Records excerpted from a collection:
=======

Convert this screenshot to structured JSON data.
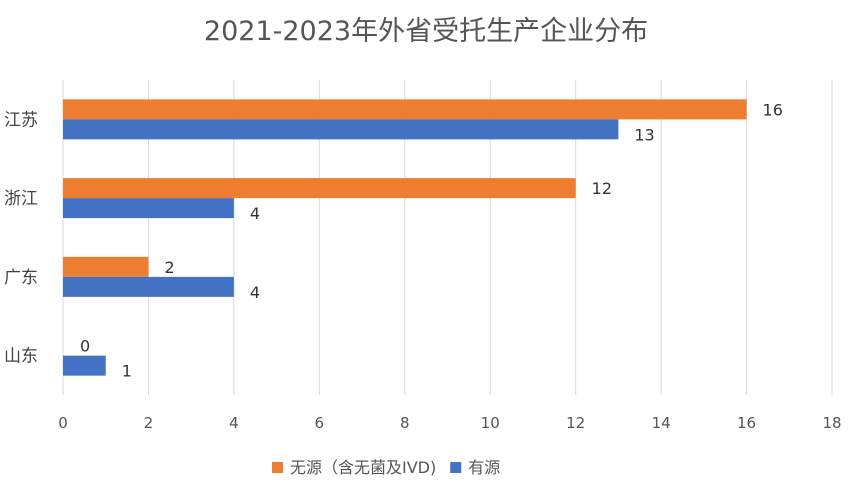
{
  "chart_data": {
    "type": "bar",
    "orientation": "horizontal",
    "title": "2021-2023年外省受托生产企业分布",
    "categories": [
      "江苏",
      "浙江",
      "广东",
      "山东"
    ],
    "series": [
      {
        "name": "无源（含无菌及IVD)",
        "color": "#ED7D31",
        "values": [
          16,
          12,
          2,
          0
        ]
      },
      {
        "name": "有源",
        "color": "#4472C4",
        "values": [
          13,
          4,
          4,
          1
        ]
      }
    ],
    "xlim": [
      0,
      18
    ],
    "xticks": [
      0,
      2,
      4,
      6,
      8,
      10,
      12,
      14,
      16,
      18
    ],
    "grid": true,
    "legend": "bottom",
    "xlabel": "",
    "ylabel": ""
  }
}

=======

_Written request_
Copy the records exactly. Skip the pictures.

_Correct response_
Convert this screenshot to structured JSON data.
{
  "chart_data": {
    "type": "bar",
    "orientation": "horizontal",
    "title": "2021-2023年外省受托生产企业分布",
    "categories": [
      "江苏",
      "浙江",
      "广东",
      "山东"
    ],
    "series": [
      {
        "name": "无源（含无菌及IVD)",
        "color": "#ED7D31",
        "values": [
          16,
          12,
          2,
          0
        ]
      },
      {
        "name": "有源",
        "color": "#4472C4",
        "values": [
          13,
          4,
          4,
          1
        ]
      }
    ],
    "xlim": [
      0,
      18
    ],
    "xticks": [
      0,
      2,
      4,
      6,
      8,
      10,
      12,
      14,
      16,
      18
    ],
    "grid": true,
    "legend": "bottom",
    "xlabel": "",
    "ylabel": ""
  }
}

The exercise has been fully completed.